Keep the images out and copy every entry below exactly.
— start Data section —
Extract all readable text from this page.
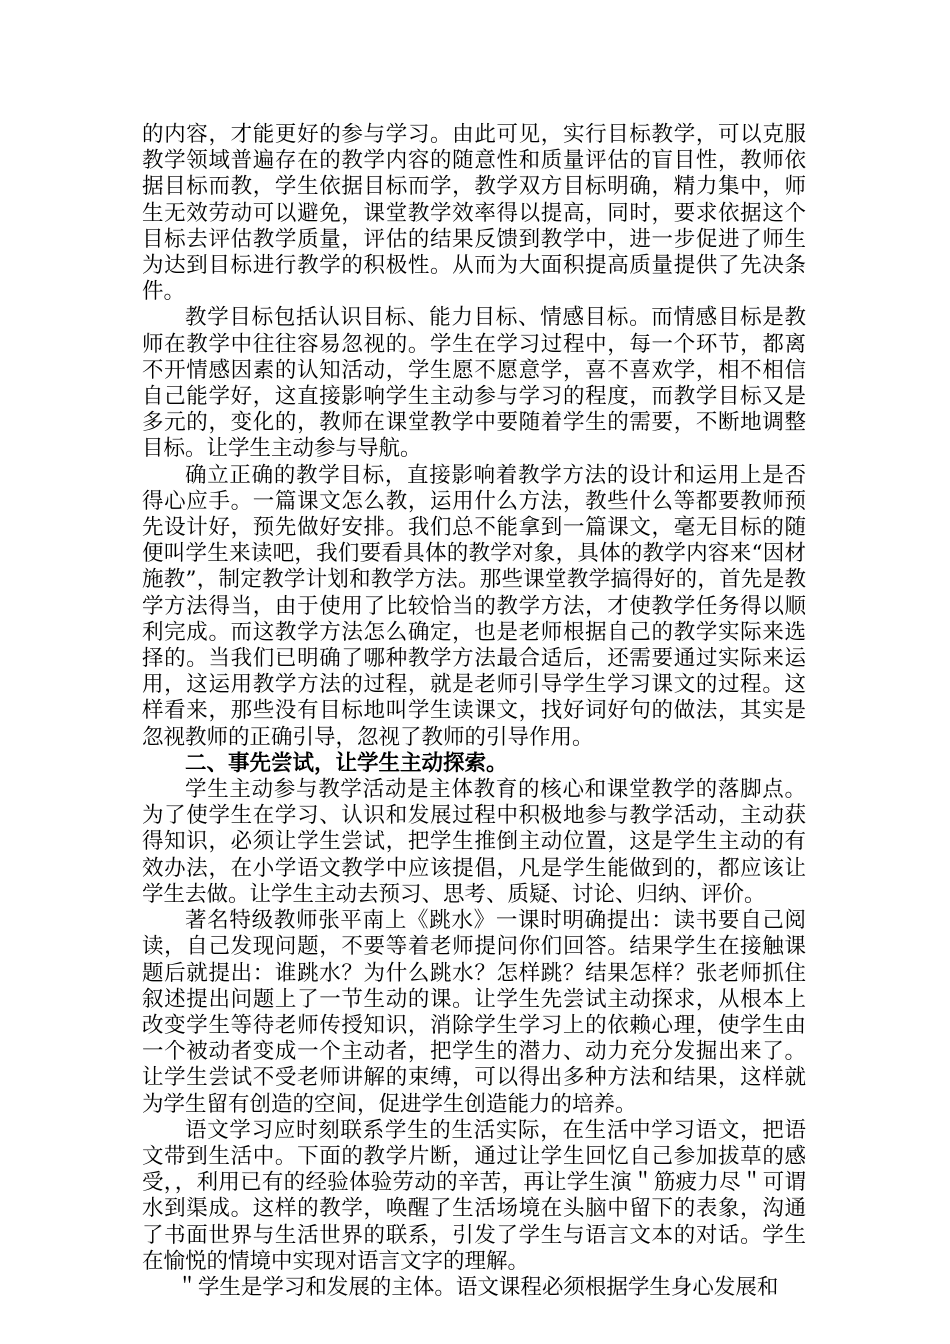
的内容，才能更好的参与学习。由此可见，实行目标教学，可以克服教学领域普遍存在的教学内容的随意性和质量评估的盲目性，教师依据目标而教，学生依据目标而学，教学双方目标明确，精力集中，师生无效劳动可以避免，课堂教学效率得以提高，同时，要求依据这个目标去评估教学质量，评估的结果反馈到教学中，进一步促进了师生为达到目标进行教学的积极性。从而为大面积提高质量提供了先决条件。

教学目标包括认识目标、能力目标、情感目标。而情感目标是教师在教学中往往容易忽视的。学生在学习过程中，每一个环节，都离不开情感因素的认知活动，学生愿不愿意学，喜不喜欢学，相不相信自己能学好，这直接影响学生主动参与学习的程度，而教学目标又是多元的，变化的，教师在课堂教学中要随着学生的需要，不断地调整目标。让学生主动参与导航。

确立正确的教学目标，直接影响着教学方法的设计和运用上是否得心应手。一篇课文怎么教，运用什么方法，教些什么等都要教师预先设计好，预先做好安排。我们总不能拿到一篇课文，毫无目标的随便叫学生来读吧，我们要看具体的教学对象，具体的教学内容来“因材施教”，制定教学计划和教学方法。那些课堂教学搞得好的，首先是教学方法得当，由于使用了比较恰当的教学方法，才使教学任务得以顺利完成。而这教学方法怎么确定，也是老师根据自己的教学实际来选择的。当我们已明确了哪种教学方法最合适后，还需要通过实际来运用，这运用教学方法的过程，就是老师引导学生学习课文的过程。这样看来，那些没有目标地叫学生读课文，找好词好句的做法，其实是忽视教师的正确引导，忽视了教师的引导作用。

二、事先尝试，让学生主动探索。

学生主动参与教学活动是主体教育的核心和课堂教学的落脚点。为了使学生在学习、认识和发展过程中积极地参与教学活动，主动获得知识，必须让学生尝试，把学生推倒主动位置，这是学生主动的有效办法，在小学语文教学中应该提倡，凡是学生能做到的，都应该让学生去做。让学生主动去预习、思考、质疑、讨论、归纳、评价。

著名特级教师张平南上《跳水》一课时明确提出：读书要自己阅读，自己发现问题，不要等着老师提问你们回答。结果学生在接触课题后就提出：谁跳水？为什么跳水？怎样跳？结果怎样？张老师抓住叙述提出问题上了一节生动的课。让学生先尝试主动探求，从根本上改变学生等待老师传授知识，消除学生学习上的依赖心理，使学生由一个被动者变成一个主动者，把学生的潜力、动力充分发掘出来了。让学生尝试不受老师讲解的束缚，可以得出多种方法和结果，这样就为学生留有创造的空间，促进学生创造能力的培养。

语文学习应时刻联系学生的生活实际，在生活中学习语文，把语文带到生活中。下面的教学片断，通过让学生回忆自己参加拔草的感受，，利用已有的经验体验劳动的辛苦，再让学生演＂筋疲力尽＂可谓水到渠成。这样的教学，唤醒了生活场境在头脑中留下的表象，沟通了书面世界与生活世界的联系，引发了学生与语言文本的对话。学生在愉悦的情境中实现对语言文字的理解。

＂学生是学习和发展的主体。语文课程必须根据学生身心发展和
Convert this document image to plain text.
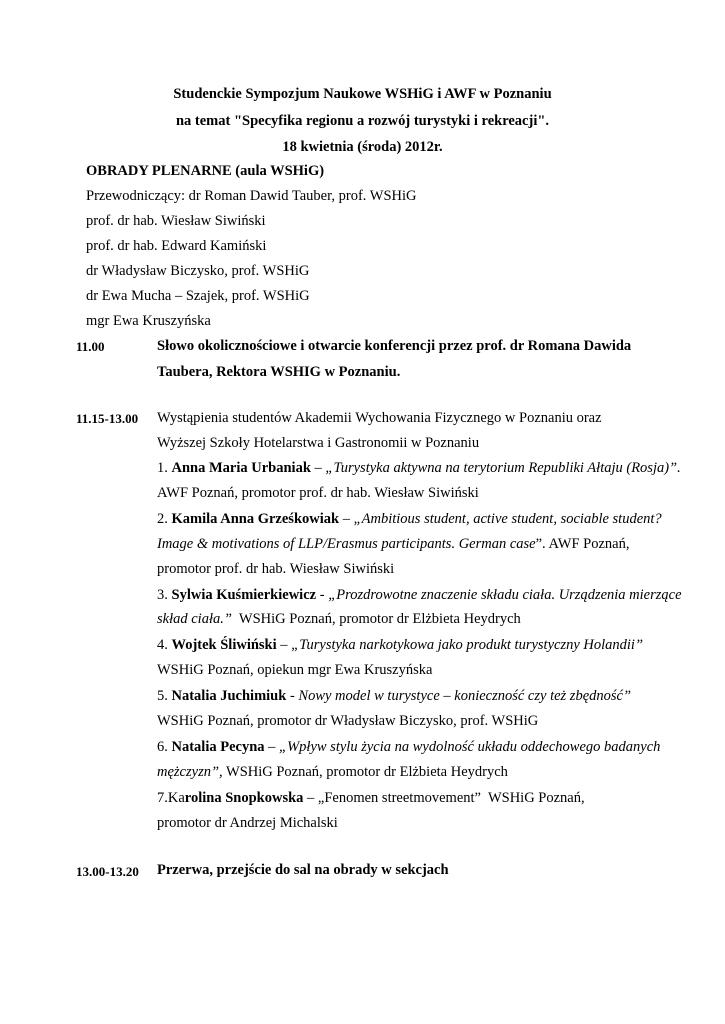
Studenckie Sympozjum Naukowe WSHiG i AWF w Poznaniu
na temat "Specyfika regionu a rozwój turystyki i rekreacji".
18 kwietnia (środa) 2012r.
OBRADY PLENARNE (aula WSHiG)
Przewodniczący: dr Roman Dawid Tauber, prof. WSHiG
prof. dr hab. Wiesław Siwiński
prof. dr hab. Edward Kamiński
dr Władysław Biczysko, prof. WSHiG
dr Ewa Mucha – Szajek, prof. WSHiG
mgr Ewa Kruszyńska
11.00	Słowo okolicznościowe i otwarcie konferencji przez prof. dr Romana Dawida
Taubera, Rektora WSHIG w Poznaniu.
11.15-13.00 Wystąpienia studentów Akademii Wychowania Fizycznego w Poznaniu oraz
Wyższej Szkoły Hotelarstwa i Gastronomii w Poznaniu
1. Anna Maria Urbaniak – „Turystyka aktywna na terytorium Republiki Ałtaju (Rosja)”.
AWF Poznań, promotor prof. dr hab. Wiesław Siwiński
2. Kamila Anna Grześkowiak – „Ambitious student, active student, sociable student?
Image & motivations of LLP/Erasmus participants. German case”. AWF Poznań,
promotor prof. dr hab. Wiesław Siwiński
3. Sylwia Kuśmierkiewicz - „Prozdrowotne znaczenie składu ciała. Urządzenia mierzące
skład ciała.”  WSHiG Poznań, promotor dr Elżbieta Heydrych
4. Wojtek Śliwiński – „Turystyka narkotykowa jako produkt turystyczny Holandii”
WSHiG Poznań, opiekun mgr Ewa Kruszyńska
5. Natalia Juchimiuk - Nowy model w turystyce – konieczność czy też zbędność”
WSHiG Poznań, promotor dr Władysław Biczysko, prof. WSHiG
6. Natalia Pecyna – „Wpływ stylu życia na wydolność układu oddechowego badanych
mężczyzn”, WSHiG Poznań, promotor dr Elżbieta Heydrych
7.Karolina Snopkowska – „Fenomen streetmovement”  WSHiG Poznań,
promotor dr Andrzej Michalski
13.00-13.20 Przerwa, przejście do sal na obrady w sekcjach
— end Data section —
→ **Response to this exercise**
Extract all readable text from this page.
的内容，才能更好的参与学习。由此可见，实行目标教学，可以克服教学领域普遍存在的教学内容的随意性和质量评估的盲目性，教师依据目标而教，学生依据目标而学，教学双方目标明确，精力集中，师生无效劳动可以避免，课堂教学效率得以提高，同时，要求依据这个目标去评估教学质量，评估的结果反馈到教学中，进一步促进了师生为达到目标进行教学的积极性。从而为大面积提高质量提供了先决条件。

教学目标包括认识目标、能力目标、情感目标。而情感目标是教师在教学中往往容易忽视的。学生在学习过程中，每一个环节，都离不开情感因素的认知活动，学生愿不愿意学，喜不喜欢学，相不相信自己能学好，这直接影响学生主动参与学习的程度，而教学目标又是多元的，变化的，教师在课堂教学中要随着学生的需要，不断地调整目标。让学生主动参与导航。

确立正确的教学目标，直接影响着教学方法的设计和运用上是否得心应手。一篇课文怎么教，运用什么方法，教些什么等都要教师预先设计好，预先做好安排。我们总不能拿到一篇课文，毫无目标的随便叫学生来读吧，我们要看具体的教学对象，具体的教学内容来“因材施教”，制定教学计划和教学方法。那些课堂教学搞得好的，首先是教学方法得当，由于使用了比较恰当的教学方法，才使教学任务得以顺利完成。而这教学方法怎么确定，也是老师根据自己的教学实际来选择的。当我们已明确了哪种教学方法最合适后，还需要通过实际来运用，这运用教学方法的过程，就是老师引导学生学习课文的过程。这样看来，那些没有目标地叫学生读课文，找好词好句的做法，其实是忽视教师的正确引导，忽视了教师的引导作用。

二、事先尝试，让学生主动探索。

学生主动参与教学活动是主体教育的核心和课堂教学的落脚点。为了使学生在学习、认识和发展过程中积极地参与教学活动，主动获得知识，必须让学生尝试，把学生推倒主动位置，这是学生主动的有效办法，在小学语文教学中应该提倡，凡是学生能做到的，都应该让学生去做。让学生主动去预习、思考、质疑、讨论、归纳、评价。

著名特级教师张平南上《跳水》一课时明确提出：读书要自己阅读，自己发现问题，不要等着老师提问你们回答。结果学生在接触课题后就提出：谁跳水？为什么跳水？怎样跳？结果怎样？张老师抓住叙述提出问题上了一节生动的课。让学生先尝试主动探求，从根本上改变学生等待老师传授知识，消除学生学习上的依赖心理，使学生由一个被动者变成一个主动者，把学生的潜力、动力充分发掘出来了。让学生尝试不受老师讲解的束缚，可以得出多种方法和结果，这样就为学生留有创造的空间，促进学生创造能力的培养。

语文学习应时刻联系学生的生活实际，在生活中学习语文，把语文带到生活中。下面的教学片断，通过让学生回忆自己参加拔草的感受，，利用已有的经验体验劳动的辛苦，再让学生演＂筋疲力尽＂可谓水到渠成。这样的教学，唤醒了生活场境在头脑中留下的表象，沟通了书面世界与生活世界的联系，引发了学生与语言文本的对话。学生在愉悦的情境中实现对语言文字的理解。

＂学生是学习和发展的主体。语文课程必须根据学生身心发展和
Convert this document image to plain text.
Studenckie Sympozjum Naukowe WSHiG i AWF w Poznaniu
na temat "Specyfika regionu a rozwój turystyki i rekreacji".
18 kwietnia (środa) 2012r.
OBRADY PLENARNE (aula WSHiG)
Przewodniczący: dr Roman Dawid Tauber, prof. WSHiG
prof. dr hab. Wiesław Siwiński
prof. dr hab. Edward Kamiński
dr Władysław Biczysko, prof. WSHiG
dr Ewa Mucha – Szajek, prof. WSHiG
mgr Ewa Kruszyńska
11.00	Słowo okolicznościowe i otwarcie konferencji przez prof. dr Romana Dawida
Taubera, Rektora WSHIG w Poznaniu.
11.15-13.00 Wystąpienia studentów Akademii Wychowania Fizycznego w Poznaniu oraz
Wyższej Szkoły Hotelarstwa i Gastronomii w Poznaniu
1. Anna Maria Urbaniak – „Turystyka aktywna na terytorium Republiki Ałtaju (Rosja)”.
AWF Poznań, promotor prof. dr hab. Wiesław Siwiński
2. Kamila Anna Grześkowiak – „Ambitious student, active student, sociable student?
Image & motivations of LLP/Erasmus participants. German case”. AWF Poznań,
promotor prof. dr hab. Wiesław Siwiński
3. Sylwia Kuśmierkiewicz - „Prozdrowotne znaczenie składu ciała. Urządzenia mierzące
skład ciała.”  WSHiG Poznań, promotor dr Elżbieta Heydrych
4. Wojtek Śliwiński – „Turystyka narkotykowa jako produkt turystyczny Holandii”
WSHiG Poznań, opiekun mgr Ewa Kruszyńska
5. Natalia Juchimiuk - Nowy model w turystyce – konieczność czy też zbędność”
WSHiG Poznań, promotor dr Władysław Biczysko, prof. WSHiG
6. Natalia Pecyna – „Wpływ stylu życia na wydolność układu oddechowego badanych
mężczyzn”, WSHiG Poznań, promotor dr Elżbieta Heydrych
7.Karolina Snopkowska – „Fenomen streetmovement”  WSHiG Poznań,
promotor dr Andrzej Michalski
13.00-13.20 Przerwa, przejście do sal na obrady w sekcjach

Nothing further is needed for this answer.